Dataset excerpt
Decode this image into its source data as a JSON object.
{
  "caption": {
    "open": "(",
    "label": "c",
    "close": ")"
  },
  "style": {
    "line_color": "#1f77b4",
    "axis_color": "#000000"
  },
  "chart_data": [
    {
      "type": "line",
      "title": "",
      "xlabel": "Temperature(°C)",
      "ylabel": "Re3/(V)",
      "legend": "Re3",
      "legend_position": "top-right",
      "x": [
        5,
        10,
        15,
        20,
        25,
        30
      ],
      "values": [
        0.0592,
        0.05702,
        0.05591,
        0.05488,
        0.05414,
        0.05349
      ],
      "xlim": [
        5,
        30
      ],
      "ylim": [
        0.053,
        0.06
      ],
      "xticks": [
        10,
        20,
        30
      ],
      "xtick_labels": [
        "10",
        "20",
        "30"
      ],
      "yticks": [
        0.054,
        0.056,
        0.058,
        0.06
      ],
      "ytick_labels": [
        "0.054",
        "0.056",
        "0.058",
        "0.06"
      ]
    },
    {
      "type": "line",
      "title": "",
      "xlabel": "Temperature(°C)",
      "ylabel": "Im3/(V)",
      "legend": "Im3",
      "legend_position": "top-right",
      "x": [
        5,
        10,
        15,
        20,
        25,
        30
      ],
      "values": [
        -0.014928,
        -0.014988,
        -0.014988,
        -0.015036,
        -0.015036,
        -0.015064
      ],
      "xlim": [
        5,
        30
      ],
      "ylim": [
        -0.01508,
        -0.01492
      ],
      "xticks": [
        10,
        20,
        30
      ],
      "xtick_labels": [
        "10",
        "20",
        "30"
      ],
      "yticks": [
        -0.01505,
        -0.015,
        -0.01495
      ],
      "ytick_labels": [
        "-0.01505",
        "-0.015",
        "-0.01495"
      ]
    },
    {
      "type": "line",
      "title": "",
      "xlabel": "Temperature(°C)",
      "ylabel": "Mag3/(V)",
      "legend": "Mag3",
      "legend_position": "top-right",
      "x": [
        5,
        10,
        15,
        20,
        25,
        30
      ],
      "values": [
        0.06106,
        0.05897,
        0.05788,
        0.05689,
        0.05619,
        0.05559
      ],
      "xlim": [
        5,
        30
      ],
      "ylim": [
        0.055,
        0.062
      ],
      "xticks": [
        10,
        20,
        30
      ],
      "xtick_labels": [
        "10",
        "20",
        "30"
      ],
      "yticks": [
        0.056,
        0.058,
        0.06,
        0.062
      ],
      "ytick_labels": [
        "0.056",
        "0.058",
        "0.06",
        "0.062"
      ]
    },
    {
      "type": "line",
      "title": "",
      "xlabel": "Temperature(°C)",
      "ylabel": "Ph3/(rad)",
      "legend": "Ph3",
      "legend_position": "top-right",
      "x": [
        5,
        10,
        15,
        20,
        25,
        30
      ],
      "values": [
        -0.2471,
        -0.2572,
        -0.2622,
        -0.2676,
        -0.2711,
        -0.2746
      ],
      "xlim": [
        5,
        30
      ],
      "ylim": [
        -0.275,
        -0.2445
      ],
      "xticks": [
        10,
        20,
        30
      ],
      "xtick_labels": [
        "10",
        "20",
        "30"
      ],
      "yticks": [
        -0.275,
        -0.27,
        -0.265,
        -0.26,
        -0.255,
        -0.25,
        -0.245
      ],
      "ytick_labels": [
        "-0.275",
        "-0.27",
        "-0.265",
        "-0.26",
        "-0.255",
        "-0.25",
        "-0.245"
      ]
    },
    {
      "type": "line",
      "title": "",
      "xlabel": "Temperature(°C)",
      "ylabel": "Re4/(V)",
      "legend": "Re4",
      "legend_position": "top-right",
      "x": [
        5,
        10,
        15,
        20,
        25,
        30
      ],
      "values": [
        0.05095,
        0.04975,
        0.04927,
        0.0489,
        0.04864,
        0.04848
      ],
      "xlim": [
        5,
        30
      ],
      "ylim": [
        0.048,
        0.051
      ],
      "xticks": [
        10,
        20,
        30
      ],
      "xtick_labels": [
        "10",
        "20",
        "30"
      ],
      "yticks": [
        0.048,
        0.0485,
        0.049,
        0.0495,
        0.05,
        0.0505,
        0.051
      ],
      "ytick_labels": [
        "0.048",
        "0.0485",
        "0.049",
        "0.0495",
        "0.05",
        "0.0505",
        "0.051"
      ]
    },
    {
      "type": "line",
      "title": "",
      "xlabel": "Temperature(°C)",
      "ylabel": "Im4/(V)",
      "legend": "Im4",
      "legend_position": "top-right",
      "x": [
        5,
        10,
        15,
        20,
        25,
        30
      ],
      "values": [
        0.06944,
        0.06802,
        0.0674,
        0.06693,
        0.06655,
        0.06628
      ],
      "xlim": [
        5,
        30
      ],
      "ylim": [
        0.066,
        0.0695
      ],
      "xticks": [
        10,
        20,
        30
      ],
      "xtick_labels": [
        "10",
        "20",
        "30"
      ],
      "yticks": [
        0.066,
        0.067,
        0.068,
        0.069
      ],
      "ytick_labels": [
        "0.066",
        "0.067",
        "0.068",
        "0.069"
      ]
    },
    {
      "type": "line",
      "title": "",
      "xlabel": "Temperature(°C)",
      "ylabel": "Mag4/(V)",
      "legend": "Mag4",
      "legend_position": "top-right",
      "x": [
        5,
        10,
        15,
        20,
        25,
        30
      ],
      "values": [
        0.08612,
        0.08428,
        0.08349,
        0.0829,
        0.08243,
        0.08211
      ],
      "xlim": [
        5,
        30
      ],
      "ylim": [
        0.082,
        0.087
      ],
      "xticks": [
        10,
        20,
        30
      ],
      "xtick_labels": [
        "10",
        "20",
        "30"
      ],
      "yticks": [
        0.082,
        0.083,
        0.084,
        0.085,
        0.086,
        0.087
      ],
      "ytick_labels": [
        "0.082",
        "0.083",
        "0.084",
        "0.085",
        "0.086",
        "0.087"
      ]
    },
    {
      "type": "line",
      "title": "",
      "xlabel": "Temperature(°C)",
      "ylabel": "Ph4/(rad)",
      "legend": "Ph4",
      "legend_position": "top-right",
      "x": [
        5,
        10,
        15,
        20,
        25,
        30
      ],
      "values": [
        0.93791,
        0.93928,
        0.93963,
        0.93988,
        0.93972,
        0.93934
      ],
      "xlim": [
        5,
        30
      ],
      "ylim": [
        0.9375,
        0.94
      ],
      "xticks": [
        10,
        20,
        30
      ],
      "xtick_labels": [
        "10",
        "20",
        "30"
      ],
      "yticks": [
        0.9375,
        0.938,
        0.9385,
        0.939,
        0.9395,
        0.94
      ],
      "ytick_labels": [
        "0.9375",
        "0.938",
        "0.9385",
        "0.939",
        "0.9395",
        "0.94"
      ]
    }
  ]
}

### TASK DETAILS
Copy all the entries verbatim.

### OUTPUT OF THE TASK
Decode this image into its source data as a JSON object.
{
  "caption": {
    "open": "(",
    "label": "c",
    "close": ")"
  },
  "style": {
    "line_color": "#1f77b4",
    "axis_color": "#000000"
  },
  "chart_data": [
    {
      "type": "line",
      "title": "",
      "xlabel": "Temperature(°C)",
      "ylabel": "Re3/(V)",
      "legend": "Re3",
      "legend_position": "top-right",
      "x": [
        5,
        10,
        15,
        20,
        25,
        30
      ],
      "values": [
        0.0592,
        0.05702,
        0.05591,
        0.05488,
        0.05414,
        0.05349
      ],
      "xlim": [
        5,
        30
      ],
      "ylim": [
        0.053,
        0.06
      ],
      "xticks": [
        10,
        20,
        30
      ],
      "xtick_labels": [
        "10",
        "20",
        "30"
      ],
      "yticks": [
        0.054,
        0.056,
        0.058,
        0.06
      ],
      "ytick_labels": [
        "0.054",
        "0.056",
        "0.058",
        "0.06"
      ]
    },
    {
      "type": "line",
      "title": "",
      "xlabel": "Temperature(°C)",
      "ylabel": "Im3/(V)",
      "legend": "Im3",
      "legend_position": "top-right",
      "x": [
        5,
        10,
        15,
        20,
        25,
        30
      ],
      "values": [
        -0.014928,
        -0.014988,
        -0.014988,
        -0.015036,
        -0.015036,
        -0.015064
      ],
      "xlim": [
        5,
        30
      ],
      "ylim": [
        -0.01508,
        -0.01492
      ],
      "xticks": [
        10,
        20,
        30
      ],
      "xtick_labels": [
        "10",
        "20",
        "30"
      ],
      "yticks": [
        -0.01505,
        -0.015,
        -0.01495
      ],
      "ytick_labels": [
        "-0.01505",
        "-0.015",
        "-0.01495"
      ]
    },
    {
      "type": "line",
      "title": "",
      "xlabel": "Temperature(°C)",
      "ylabel": "Mag3/(V)",
      "legend": "Mag3",
      "legend_position": "top-right",
      "x": [
        5,
        10,
        15,
        20,
        25,
        30
      ],
      "values": [
        0.06106,
        0.05897,
        0.05788,
        0.05689,
        0.05619,
        0.05559
      ],
      "xlim": [
        5,
        30
      ],
      "ylim": [
        0.055,
        0.062
      ],
      "xticks": [
        10,
        20,
        30
      ],
      "xtick_labels": [
        "10",
        "20",
        "30"
      ],
      "yticks": [
        0.056,
        0.058,
        0.06,
        0.062
      ],
      "ytick_labels": [
        "0.056",
        "0.058",
        "0.06",
        "0.062"
      ]
    },
    {
      "type": "line",
      "title": "",
      "xlabel": "Temperature(°C)",
      "ylabel": "Ph3/(rad)",
      "legend": "Ph3",
      "legend_position": "top-right",
      "x": [
        5,
        10,
        15,
        20,
        25,
        30
      ],
      "values": [
        -0.2471,
        -0.2572,
        -0.2622,
        -0.2676,
        -0.2711,
        -0.2746
      ],
      "xlim": [
        5,
        30
      ],
      "ylim": [
        -0.275,
        -0.2445
      ],
      "xticks": [
        10,
        20,
        30
      ],
      "xtick_labels": [
        "10",
        "20",
        "30"
      ],
      "yticks": [
        -0.275,
        -0.27,
        -0.265,
        -0.26,
        -0.255,
        -0.25,
        -0.245
      ],
      "ytick_labels": [
        "-0.275",
        "-0.27",
        "-0.265",
        "-0.26",
        "-0.255",
        "-0.25",
        "-0.245"
      ]
    },
    {
      "type": "line",
      "title": "",
      "xlabel": "Temperature(°C)",
      "ylabel": "Re4/(V)",
      "legend": "Re4",
      "legend_position": "top-right",
      "x": [
        5,
        10,
        15,
        20,
        25,
        30
      ],
      "values": [
        0.05095,
        0.04975,
        0.04927,
        0.0489,
        0.04864,
        0.04848
      ],
      "xlim": [
        5,
        30
      ],
      "ylim": [
        0.048,
        0.051
      ],
      "xticks": [
        10,
        20,
        30
      ],
      "xtick_labels": [
        "10",
        "20",
        "30"
      ],
      "yticks": [
        0.048,
        0.0485,
        0.049,
        0.0495,
        0.05,
        0.0505,
        0.051
      ],
      "ytick_labels": [
        "0.048",
        "0.0485",
        "0.049",
        "0.0495",
        "0.05",
        "0.0505",
        "0.051"
      ]
    },
    {
      "type": "line",
      "title": "",
      "xlabel": "Temperature(°C)",
      "ylabel": "Im4/(V)",
      "legend": "Im4",
      "legend_position": "top-right",
      "x": [
        5,
        10,
        15,
        20,
        25,
        30
      ],
      "values": [
        0.06944,
        0.06802,
        0.0674,
        0.06693,
        0.06655,
        0.06628
      ],
      "xlim": [
        5,
        30
      ],
      "ylim": [
        0.066,
        0.0695
      ],
      "xticks": [
        10,
        20,
        30
      ],
      "xtick_labels": [
        "10",
        "20",
        "30"
      ],
      "yticks": [
        0.066,
        0.067,
        0.068,
        0.069
      ],
      "ytick_labels": [
        "0.066",
        "0.067",
        "0.068",
        "0.069"
      ]
    },
    {
      "type": "line",
      "title": "",
      "xlabel": "Temperature(°C)",
      "ylabel": "Mag4/(V)",
      "legend": "Mag4",
      "legend_position": "top-right",
      "x": [
        5,
        10,
        15,
        20,
        25,
        30
      ],
      "values": [
        0.08612,
        0.08428,
        0.08349,
        0.0829,
        0.08243,
        0.08211
      ],
      "xlim": [
        5,
        30
      ],
      "ylim": [
        0.082,
        0.087
      ],
      "xticks": [
        10,
        20,
        30
      ],
      "xtick_labels": [
        "10",
        "20",
        "30"
      ],
      "yticks": [
        0.082,
        0.083,
        0.084,
        0.085,
        0.086,
        0.087
      ],
      "ytick_labels": [
        "0.082",
        "0.083",
        "0.084",
        "0.085",
        "0.086",
        "0.087"
      ]
    },
    {
      "type": "line",
      "title": "",
      "xlabel": "Temperature(°C)",
      "ylabel": "Ph4/(rad)",
      "legend": "Ph4",
      "legend_position": "top-right",
      "x": [
        5,
        10,
        15,
        20,
        25,
        30
      ],
      "values": [
        0.93791,
        0.93928,
        0.93963,
        0.93988,
        0.93972,
        0.93934
      ],
      "xlim": [
        5,
        30
      ],
      "ylim": [
        0.9375,
        0.94
      ],
      "xticks": [
        10,
        20,
        30
      ],
      "xtick_labels": [
        "10",
        "20",
        "30"
      ],
      "yticks": [
        0.9375,
        0.938,
        0.9385,
        0.939,
        0.9395,
        0.94
      ],
      "ytick_labels": [
        "0.9375",
        "0.938",
        "0.9385",
        "0.939",
        "0.9395",
        "0.94"
      ]
    }
  ]
}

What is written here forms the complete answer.